Your instructions. Show all lines that include the string "content"; copy each one.

Input.
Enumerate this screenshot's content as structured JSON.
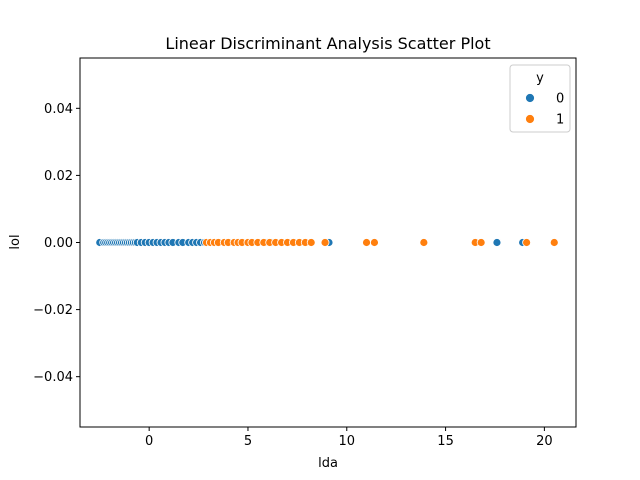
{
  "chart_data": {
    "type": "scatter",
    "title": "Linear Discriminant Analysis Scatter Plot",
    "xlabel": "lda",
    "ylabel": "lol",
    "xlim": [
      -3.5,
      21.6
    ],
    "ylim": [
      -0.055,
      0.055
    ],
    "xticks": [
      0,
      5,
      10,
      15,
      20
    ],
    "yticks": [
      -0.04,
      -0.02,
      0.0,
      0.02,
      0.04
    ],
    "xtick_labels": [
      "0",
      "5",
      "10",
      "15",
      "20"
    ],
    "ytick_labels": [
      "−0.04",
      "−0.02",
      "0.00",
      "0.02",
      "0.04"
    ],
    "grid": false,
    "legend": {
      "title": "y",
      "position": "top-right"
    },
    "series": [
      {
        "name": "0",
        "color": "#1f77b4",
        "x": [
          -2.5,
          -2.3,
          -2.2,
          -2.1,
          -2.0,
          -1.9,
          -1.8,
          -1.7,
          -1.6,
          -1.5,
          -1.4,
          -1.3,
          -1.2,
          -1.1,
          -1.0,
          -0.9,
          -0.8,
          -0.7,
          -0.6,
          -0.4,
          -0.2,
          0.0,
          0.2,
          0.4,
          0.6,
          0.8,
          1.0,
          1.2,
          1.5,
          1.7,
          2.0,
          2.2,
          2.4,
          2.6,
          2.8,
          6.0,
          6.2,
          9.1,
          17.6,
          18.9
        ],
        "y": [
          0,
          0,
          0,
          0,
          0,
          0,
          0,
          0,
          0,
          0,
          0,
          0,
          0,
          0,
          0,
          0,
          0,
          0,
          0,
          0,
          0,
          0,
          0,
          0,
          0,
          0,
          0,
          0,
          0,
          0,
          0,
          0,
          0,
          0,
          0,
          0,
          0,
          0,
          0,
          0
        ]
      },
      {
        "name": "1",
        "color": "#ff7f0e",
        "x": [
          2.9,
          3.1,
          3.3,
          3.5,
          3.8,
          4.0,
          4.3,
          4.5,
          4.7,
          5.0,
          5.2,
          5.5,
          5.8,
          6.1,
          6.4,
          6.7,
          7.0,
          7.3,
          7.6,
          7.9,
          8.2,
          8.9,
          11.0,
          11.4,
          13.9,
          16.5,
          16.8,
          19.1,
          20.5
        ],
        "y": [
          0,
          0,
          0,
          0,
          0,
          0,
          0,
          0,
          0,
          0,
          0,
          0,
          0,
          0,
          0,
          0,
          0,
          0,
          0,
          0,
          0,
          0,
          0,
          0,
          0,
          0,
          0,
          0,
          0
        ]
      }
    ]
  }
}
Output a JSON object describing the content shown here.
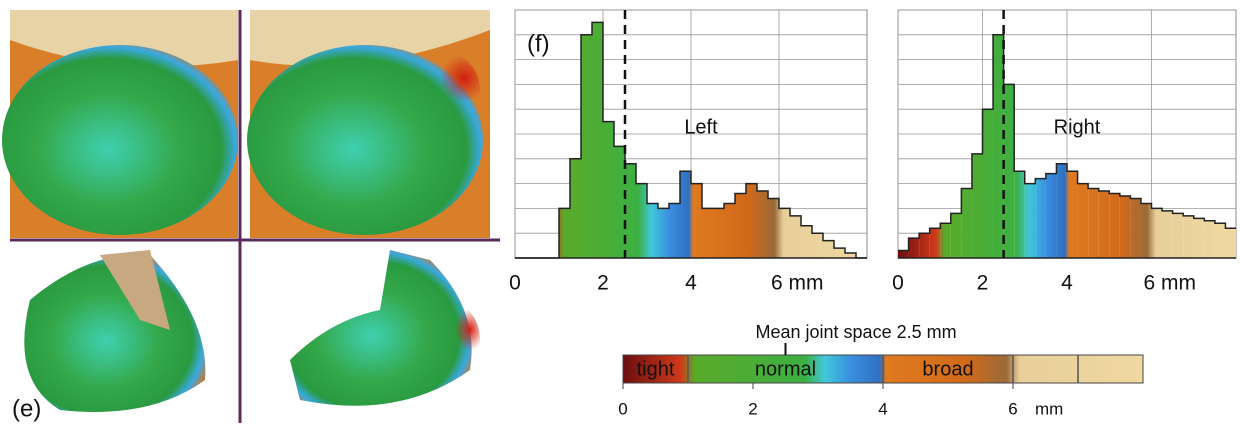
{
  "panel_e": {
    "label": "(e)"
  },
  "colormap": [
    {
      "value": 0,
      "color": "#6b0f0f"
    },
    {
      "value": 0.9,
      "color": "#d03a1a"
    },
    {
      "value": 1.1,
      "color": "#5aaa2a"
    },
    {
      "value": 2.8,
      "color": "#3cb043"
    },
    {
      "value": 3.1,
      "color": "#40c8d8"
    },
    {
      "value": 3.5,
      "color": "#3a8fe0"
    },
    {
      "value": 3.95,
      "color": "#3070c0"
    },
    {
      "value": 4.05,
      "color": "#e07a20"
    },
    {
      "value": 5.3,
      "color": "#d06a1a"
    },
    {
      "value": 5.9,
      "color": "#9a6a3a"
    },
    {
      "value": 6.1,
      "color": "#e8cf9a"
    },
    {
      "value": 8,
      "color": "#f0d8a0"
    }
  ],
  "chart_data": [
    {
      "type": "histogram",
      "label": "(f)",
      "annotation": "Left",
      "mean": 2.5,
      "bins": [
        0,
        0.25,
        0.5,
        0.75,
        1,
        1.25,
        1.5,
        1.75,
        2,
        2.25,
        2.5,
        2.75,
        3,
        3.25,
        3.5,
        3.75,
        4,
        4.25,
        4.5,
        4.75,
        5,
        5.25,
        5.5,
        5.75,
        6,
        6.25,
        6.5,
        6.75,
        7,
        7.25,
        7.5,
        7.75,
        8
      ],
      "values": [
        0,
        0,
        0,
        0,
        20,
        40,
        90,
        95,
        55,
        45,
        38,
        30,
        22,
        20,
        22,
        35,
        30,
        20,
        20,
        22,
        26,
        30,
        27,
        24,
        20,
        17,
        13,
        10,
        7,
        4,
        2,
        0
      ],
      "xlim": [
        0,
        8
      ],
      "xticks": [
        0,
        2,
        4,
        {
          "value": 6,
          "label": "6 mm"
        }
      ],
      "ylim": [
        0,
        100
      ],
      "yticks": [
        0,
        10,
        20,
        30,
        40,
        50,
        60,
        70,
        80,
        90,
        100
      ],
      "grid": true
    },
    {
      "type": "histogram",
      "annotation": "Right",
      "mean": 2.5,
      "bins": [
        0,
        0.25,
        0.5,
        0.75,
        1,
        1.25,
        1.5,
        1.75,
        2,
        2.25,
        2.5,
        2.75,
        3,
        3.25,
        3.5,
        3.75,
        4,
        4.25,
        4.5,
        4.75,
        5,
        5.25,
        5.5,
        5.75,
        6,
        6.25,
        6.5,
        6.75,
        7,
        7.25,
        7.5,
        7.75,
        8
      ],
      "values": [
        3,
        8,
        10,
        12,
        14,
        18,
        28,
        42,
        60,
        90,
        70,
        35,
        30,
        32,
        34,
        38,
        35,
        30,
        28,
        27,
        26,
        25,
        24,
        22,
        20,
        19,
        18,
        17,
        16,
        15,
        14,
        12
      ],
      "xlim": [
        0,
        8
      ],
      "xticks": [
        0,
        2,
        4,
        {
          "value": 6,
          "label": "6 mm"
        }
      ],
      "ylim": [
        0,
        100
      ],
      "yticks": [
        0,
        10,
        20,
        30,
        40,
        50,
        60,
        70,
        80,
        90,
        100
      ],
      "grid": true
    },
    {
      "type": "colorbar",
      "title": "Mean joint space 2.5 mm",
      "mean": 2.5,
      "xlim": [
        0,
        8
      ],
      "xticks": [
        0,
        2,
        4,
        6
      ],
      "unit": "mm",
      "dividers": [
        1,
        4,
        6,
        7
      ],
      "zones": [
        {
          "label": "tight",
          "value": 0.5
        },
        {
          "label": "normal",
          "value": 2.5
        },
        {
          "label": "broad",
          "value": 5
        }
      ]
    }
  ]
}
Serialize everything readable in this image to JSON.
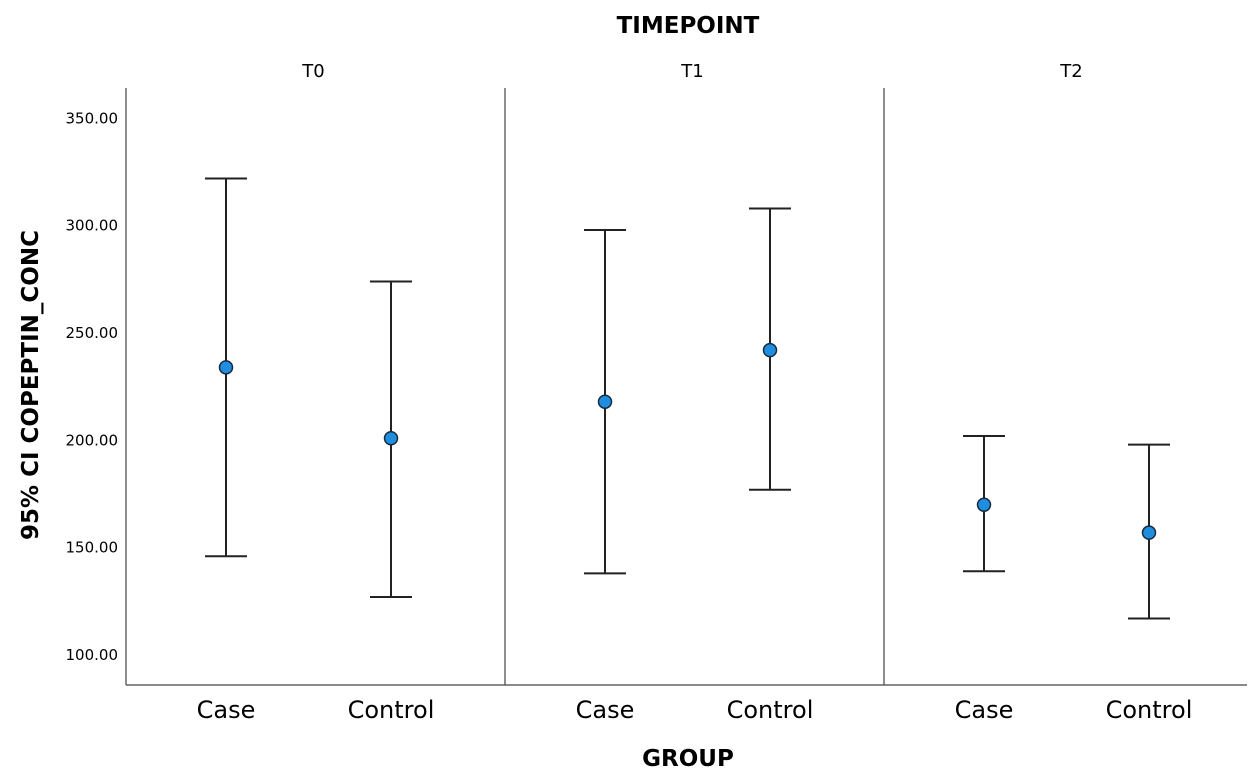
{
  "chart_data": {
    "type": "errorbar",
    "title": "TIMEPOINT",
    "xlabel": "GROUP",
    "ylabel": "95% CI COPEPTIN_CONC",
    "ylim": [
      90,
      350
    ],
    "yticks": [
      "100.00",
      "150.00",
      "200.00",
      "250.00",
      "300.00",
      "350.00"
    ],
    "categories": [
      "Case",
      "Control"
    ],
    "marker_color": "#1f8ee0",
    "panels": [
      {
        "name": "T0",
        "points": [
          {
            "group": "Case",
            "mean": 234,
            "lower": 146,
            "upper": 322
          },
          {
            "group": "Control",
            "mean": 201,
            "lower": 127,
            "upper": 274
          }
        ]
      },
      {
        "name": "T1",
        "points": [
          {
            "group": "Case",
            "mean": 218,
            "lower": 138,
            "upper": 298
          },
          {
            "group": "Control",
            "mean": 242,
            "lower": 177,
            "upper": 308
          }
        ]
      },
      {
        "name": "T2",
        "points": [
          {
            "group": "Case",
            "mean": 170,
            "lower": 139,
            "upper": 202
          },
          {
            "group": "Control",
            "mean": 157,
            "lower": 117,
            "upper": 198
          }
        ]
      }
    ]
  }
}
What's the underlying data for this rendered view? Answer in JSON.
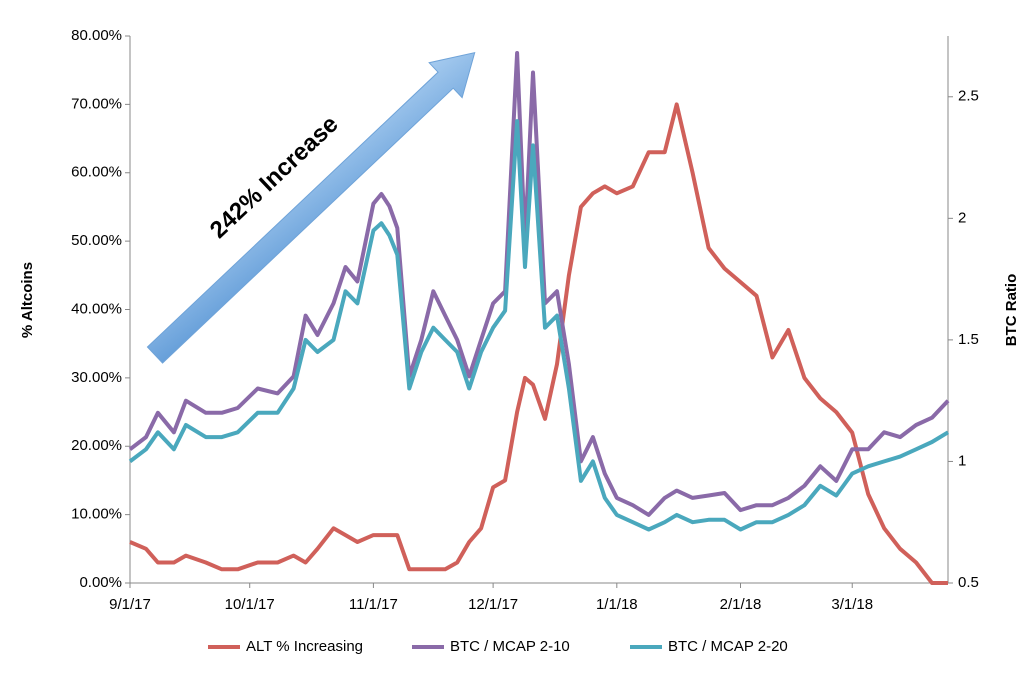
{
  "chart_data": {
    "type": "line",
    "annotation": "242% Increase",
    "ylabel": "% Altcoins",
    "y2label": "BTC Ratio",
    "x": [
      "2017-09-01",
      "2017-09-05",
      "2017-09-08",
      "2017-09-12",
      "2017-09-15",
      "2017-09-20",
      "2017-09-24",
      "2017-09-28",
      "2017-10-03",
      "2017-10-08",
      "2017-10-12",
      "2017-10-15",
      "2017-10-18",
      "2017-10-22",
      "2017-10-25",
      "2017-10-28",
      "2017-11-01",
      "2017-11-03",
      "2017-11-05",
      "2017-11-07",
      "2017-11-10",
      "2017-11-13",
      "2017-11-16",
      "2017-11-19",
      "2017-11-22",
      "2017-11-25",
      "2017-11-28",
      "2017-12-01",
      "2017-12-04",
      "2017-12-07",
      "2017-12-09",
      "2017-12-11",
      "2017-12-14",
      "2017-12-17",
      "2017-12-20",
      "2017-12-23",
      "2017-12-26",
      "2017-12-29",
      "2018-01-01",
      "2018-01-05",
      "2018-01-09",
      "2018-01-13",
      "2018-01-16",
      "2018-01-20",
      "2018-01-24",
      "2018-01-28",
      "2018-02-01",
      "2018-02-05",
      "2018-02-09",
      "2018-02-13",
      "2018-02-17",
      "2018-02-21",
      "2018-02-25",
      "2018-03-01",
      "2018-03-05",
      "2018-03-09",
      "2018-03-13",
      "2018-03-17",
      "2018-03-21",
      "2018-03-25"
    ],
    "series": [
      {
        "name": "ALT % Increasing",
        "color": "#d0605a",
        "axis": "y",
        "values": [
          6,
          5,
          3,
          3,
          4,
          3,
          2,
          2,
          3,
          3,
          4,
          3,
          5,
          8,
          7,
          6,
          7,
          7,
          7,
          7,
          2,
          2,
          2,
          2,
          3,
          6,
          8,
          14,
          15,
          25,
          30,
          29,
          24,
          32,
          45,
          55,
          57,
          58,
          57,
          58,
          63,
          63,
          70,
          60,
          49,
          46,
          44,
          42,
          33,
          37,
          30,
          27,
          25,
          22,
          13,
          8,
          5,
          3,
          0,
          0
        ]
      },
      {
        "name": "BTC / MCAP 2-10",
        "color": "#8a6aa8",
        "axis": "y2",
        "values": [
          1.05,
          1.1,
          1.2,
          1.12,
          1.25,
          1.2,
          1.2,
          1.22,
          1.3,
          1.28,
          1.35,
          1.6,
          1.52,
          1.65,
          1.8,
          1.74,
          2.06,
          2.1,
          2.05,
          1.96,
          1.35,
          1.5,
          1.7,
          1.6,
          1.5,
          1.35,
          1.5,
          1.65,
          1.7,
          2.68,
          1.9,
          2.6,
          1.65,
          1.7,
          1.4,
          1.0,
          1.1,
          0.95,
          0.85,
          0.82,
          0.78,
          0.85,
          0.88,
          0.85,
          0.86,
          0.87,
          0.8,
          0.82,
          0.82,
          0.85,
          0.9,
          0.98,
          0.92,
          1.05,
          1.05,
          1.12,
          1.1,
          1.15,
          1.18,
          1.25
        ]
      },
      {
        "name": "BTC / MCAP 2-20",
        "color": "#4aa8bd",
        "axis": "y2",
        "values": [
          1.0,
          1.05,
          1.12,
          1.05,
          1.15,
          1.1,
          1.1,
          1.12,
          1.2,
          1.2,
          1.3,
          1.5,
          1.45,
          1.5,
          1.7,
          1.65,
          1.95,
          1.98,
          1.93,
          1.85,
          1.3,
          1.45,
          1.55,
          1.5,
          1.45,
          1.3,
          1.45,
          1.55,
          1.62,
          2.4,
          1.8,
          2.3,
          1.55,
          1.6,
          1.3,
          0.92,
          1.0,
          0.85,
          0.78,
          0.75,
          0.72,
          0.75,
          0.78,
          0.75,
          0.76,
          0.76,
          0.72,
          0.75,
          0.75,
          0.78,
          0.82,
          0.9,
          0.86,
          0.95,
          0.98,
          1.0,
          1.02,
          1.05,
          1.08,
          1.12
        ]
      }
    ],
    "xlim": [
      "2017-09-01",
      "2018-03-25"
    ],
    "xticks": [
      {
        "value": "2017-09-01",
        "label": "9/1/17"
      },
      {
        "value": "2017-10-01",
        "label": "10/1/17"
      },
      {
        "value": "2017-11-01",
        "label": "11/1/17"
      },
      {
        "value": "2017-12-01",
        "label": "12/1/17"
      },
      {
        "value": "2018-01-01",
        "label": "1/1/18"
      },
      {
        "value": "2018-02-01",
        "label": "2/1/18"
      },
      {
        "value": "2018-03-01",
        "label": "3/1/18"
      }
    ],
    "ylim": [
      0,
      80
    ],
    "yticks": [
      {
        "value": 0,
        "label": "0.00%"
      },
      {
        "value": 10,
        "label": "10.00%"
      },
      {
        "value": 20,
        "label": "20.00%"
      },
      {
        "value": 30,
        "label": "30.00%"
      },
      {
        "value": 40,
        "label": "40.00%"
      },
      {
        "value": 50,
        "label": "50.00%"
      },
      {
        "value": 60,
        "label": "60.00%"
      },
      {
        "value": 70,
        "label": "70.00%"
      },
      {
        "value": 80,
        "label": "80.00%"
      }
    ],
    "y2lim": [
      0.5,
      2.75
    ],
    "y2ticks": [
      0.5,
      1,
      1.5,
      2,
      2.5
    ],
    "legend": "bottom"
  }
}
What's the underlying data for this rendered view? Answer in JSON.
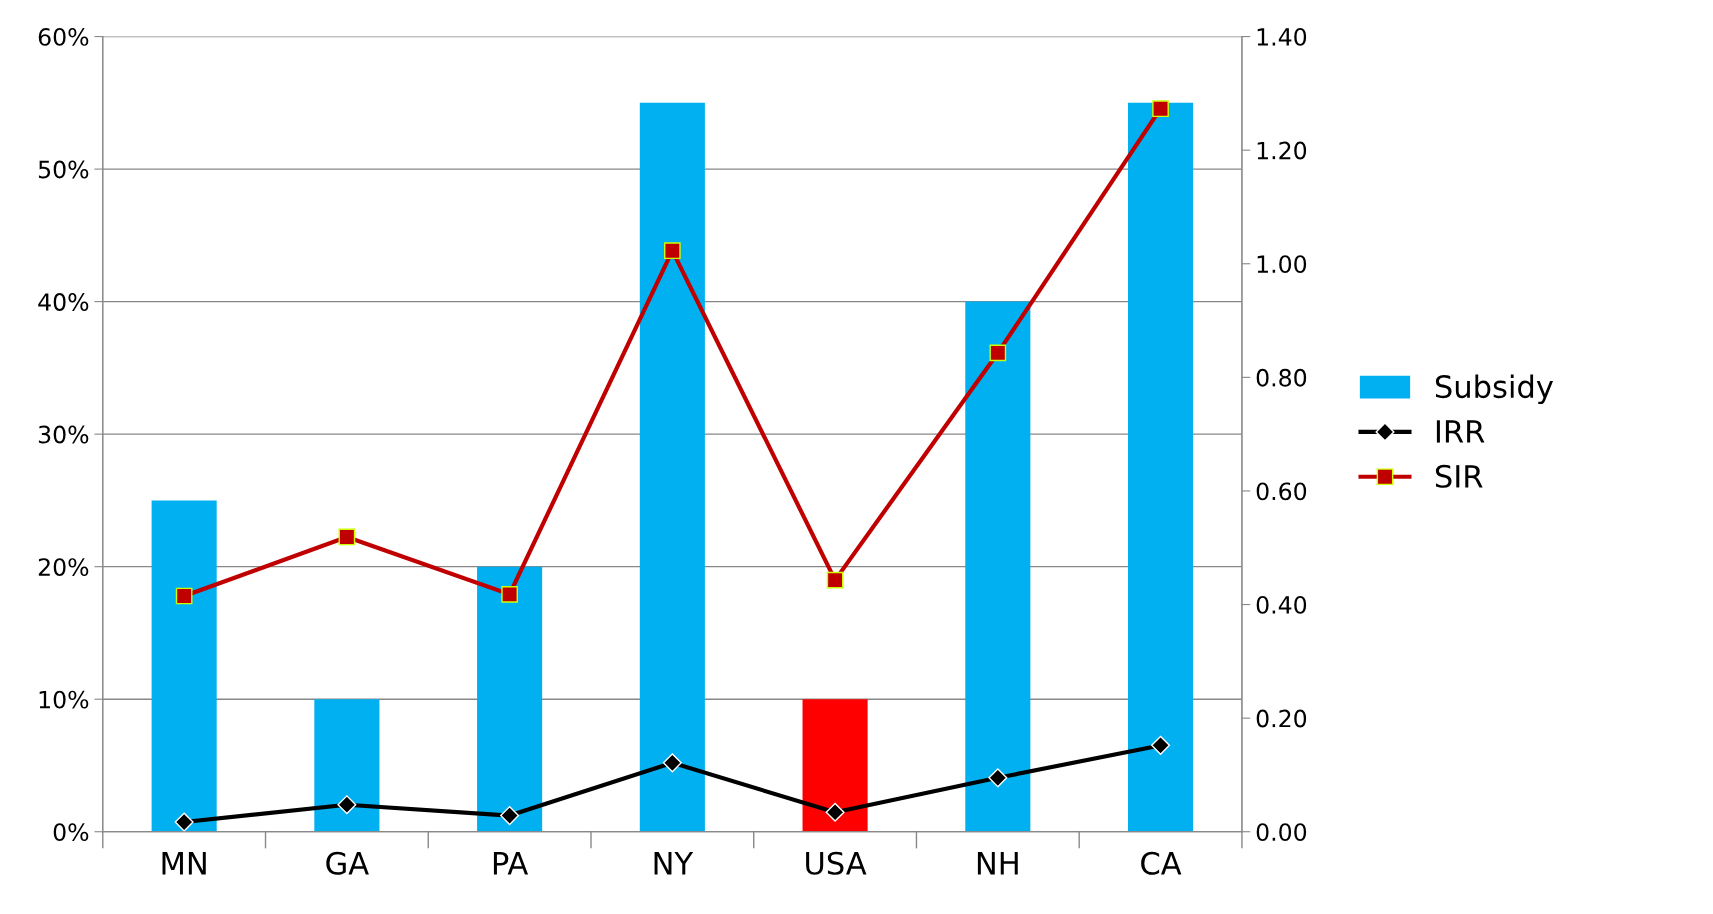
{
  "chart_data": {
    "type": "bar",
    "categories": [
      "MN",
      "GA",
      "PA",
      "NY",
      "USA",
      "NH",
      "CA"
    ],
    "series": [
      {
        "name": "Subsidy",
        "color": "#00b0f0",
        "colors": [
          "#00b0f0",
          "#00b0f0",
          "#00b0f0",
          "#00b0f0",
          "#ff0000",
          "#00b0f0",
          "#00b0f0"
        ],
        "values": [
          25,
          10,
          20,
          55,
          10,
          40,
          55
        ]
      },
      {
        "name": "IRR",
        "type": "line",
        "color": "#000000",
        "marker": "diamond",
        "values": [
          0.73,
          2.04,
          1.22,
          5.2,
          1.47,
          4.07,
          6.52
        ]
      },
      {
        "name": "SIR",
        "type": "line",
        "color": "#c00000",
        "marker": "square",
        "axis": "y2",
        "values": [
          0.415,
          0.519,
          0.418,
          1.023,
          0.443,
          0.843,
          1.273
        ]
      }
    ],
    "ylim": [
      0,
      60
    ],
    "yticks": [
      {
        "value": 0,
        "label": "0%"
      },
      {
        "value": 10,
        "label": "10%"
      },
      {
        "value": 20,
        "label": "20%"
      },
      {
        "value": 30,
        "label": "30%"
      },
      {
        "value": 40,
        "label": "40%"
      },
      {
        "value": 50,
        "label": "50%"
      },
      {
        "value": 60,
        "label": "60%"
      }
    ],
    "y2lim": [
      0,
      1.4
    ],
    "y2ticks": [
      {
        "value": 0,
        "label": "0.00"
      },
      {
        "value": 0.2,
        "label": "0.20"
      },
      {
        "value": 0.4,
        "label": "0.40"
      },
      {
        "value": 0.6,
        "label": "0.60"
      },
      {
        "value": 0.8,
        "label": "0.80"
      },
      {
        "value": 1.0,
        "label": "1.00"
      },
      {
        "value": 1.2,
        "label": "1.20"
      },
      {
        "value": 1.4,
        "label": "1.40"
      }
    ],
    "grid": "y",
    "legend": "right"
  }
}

Exercise solution.
Enumerate this screenshot's content as structured JSON.
Output a JSON object describing the content shown here.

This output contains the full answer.